## [INFORMATION SHOWN]

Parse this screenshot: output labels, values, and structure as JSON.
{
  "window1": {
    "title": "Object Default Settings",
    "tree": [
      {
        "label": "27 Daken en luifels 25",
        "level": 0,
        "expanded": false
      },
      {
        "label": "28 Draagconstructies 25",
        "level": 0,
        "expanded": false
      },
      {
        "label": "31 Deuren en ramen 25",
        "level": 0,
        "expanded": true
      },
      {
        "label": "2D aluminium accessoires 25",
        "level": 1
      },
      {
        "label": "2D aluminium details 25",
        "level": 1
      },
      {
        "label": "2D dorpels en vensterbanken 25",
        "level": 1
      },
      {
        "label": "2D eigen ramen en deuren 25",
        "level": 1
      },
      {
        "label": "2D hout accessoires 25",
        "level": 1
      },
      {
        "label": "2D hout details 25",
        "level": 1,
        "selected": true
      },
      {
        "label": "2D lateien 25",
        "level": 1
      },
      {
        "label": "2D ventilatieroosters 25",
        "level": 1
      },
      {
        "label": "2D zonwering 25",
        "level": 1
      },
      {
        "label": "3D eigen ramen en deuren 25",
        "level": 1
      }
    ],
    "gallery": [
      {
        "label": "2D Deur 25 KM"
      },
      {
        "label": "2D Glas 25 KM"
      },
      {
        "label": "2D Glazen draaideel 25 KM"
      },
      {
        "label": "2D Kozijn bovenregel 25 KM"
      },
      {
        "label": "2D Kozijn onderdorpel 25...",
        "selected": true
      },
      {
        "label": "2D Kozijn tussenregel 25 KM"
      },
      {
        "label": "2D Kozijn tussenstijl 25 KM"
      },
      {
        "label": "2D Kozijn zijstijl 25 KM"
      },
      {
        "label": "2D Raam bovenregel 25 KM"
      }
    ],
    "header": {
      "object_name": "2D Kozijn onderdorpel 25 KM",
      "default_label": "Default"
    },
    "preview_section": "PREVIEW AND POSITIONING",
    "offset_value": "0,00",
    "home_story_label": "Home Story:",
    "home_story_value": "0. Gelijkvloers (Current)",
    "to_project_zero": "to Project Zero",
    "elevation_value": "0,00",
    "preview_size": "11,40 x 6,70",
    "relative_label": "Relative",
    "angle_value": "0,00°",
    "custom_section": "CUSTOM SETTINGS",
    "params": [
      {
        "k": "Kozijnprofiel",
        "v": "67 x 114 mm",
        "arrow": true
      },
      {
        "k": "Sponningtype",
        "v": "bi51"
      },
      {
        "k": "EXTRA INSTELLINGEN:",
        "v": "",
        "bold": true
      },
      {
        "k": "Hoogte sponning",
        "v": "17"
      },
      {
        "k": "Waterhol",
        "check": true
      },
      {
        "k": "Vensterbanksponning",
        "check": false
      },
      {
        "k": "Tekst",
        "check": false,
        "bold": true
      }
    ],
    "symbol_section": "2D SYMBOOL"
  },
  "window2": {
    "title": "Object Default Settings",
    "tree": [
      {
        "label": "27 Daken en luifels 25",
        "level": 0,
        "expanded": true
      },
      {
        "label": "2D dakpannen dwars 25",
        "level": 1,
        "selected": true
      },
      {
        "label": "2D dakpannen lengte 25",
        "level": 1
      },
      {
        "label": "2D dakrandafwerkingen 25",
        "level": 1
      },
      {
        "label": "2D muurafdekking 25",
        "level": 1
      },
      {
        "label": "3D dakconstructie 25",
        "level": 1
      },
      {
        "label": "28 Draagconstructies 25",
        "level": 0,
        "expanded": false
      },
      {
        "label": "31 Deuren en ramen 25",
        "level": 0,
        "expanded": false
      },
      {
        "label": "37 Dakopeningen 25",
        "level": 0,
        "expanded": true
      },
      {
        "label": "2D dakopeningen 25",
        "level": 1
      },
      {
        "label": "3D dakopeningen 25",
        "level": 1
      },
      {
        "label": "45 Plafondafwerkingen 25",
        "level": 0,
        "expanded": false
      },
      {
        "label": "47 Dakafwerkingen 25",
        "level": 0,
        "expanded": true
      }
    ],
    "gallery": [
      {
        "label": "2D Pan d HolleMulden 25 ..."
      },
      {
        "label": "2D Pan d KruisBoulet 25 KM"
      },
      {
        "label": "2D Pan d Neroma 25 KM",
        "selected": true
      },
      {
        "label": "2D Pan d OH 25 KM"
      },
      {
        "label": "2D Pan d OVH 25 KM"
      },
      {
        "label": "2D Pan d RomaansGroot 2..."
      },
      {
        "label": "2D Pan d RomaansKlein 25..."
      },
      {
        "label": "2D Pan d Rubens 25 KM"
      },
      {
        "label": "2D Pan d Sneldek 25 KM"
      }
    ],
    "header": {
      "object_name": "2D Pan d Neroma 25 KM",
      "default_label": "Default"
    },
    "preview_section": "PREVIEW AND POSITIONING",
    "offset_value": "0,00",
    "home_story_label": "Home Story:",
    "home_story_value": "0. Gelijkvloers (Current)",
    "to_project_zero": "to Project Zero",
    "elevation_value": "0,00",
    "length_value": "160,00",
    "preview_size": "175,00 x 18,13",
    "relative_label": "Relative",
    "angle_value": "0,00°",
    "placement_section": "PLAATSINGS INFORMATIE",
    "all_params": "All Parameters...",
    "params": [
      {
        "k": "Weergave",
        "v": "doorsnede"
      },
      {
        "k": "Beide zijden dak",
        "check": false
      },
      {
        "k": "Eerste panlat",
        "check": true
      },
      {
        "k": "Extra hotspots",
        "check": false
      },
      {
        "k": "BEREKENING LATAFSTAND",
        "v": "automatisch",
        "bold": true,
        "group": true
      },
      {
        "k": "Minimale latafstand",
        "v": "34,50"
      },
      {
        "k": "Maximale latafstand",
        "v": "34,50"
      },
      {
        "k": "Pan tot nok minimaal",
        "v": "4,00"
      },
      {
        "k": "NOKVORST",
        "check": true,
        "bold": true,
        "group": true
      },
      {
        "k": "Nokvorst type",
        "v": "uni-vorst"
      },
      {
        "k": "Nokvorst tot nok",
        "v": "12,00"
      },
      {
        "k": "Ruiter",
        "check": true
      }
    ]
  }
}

## [TASK TO COMPLETE]
Return the listing above word for word.

## [ANSWER]
Parse this screenshot: output labels, values, and structure as JSON.
{
  "window1": {
    "title": "Object Default Settings",
    "tree": [
      {
        "label": "27 Daken en luifels 25",
        "level": 0,
        "expanded": false
      },
      {
        "label": "28 Draagconstructies 25",
        "level": 0,
        "expanded": false
      },
      {
        "label": "31 Deuren en ramen 25",
        "level": 0,
        "expanded": true
      },
      {
        "label": "2D aluminium accessoires 25",
        "level": 1
      },
      {
        "label": "2D aluminium details 25",
        "level": 1
      },
      {
        "label": "2D dorpels en vensterbanken 25",
        "level": 1
      },
      {
        "label": "2D eigen ramen en deuren 25",
        "level": 1
      },
      {
        "label": "2D hout accessoires 25",
        "level": 1
      },
      {
        "label": "2D hout details 25",
        "level": 1,
        "selected": true
      },
      {
        "label": "2D lateien 25",
        "level": 1
      },
      {
        "label": "2D ventilatieroosters 25",
        "level": 1
      },
      {
        "label": "2D zonwering 25",
        "level": 1
      },
      {
        "label": "3D eigen ramen en deuren 25",
        "level": 1
      }
    ],
    "gallery": [
      {
        "label": "2D Deur 25 KM"
      },
      {
        "label": "2D Glas 25 KM"
      },
      {
        "label": "2D Glazen draaideel 25 KM"
      },
      {
        "label": "2D Kozijn bovenregel 25 KM"
      },
      {
        "label": "2D Kozijn onderdorpel 25...",
        "selected": true
      },
      {
        "label": "2D Kozijn tussenregel 25 KM"
      },
      {
        "label": "2D Kozijn tussenstijl 25 KM"
      },
      {
        "label": "2D Kozijn zijstijl 25 KM"
      },
      {
        "label": "2D Raam bovenregel 25 KM"
      }
    ],
    "header": {
      "object_name": "2D Kozijn onderdorpel 25 KM",
      "default_label": "Default"
    },
    "preview_section": "PREVIEW AND POSITIONING",
    "offset_value": "0,00",
    "home_story_label": "Home Story:",
    "home_story_value": "0. Gelijkvloers (Current)",
    "to_project_zero": "to Project Zero",
    "elevation_value": "0,00",
    "preview_size": "11,40 x 6,70",
    "relative_label": "Relative",
    "angle_value": "0,00°",
    "custom_section": "CUSTOM SETTINGS",
    "params": [
      {
        "k": "Kozijnprofiel",
        "v": "67 x 114 mm",
        "arrow": true
      },
      {
        "k": "Sponningtype",
        "v": "bi51"
      },
      {
        "k": "EXTRA INSTELLINGEN:",
        "v": "",
        "bold": true
      },
      {
        "k": "Hoogte sponning",
        "v": "17"
      },
      {
        "k": "Waterhol",
        "check": true
      },
      {
        "k": "Vensterbanksponning",
        "check": false
      },
      {
        "k": "Tekst",
        "check": false,
        "bold": true
      }
    ],
    "symbol_section": "2D SYMBOOL"
  },
  "window2": {
    "title": "Object Default Settings",
    "tree": [
      {
        "label": "27 Daken en luifels 25",
        "level": 0,
        "expanded": true
      },
      {
        "label": "2D dakpannen dwars 25",
        "level": 1,
        "selected": true
      },
      {
        "label": "2D dakpannen lengte 25",
        "level": 1
      },
      {
        "label": "2D dakrandafwerkingen 25",
        "level": 1
      },
      {
        "label": "2D muurafdekking 25",
        "level": 1
      },
      {
        "label": "3D dakconstructie 25",
        "level": 1
      },
      {
        "label": "28 Draagconstructies 25",
        "level": 0,
        "expanded": false
      },
      {
        "label": "31 Deuren en ramen 25",
        "level": 0,
        "expanded": false
      },
      {
        "label": "37 Dakopeningen 25",
        "level": 0,
        "expanded": true
      },
      {
        "label": "2D dakopeningen 25",
        "level": 1
      },
      {
        "label": "3D dakopeningen 25",
        "level": 1
      },
      {
        "label": "45 Plafondafwerkingen 25",
        "level": 0,
        "expanded": false
      },
      {
        "label": "47 Dakafwerkingen 25",
        "level": 0,
        "expanded": true
      }
    ],
    "gallery": [
      {
        "label": "2D Pan d HolleMulden 25 ..."
      },
      {
        "label": "2D Pan d KruisBoulet 25 KM"
      },
      {
        "label": "2D Pan d Neroma 25 KM",
        "selected": true
      },
      {
        "label": "2D Pan d OH 25 KM"
      },
      {
        "label": "2D Pan d OVH 25 KM"
      },
      {
        "label": "2D Pan d RomaansGroot 2..."
      },
      {
        "label": "2D Pan d RomaansKlein 25..."
      },
      {
        "label": "2D Pan d Rubens 25 KM"
      },
      {
        "label": "2D Pan d Sneldek 25 KM"
      }
    ],
    "header": {
      "object_name": "2D Pan d Neroma 25 KM",
      "default_label": "Default"
    },
    "preview_section": "PREVIEW AND POSITIONING",
    "offset_value": "0,00",
    "home_story_label": "Home Story:",
    "home_story_value": "0. Gelijkvloers (Current)",
    "to_project_zero": "to Project Zero",
    "elevation_value": "0,00",
    "length_value": "160,00",
    "preview_size": "175,00 x 18,13",
    "relative_label": "Relative",
    "angle_value": "0,00°",
    "placement_section": "PLAATSINGS INFORMATIE",
    "all_params": "All Parameters...",
    "params": [
      {
        "k": "Weergave",
        "v": "doorsnede"
      },
      {
        "k": "Beide zijden dak",
        "check": false
      },
      {
        "k": "Eerste panlat",
        "check": true
      },
      {
        "k": "Extra hotspots",
        "check": false
      },
      {
        "k": "BEREKENING LATAFSTAND",
        "v": "automatisch",
        "bold": true,
        "group": true
      },
      {
        "k": "Minimale latafstand",
        "v": "34,50"
      },
      {
        "k": "Maximale latafstand",
        "v": "34,50"
      },
      {
        "k": "Pan tot nok minimaal",
        "v": "4,00"
      },
      {
        "k": "NOKVORST",
        "check": true,
        "bold": true,
        "group": true
      },
      {
        "k": "Nokvorst type",
        "v": "uni-vorst"
      },
      {
        "k": "Nokvorst tot nok",
        "v": "12,00"
      },
      {
        "k": "Ruiter",
        "check": true
      }
    ]
  }
}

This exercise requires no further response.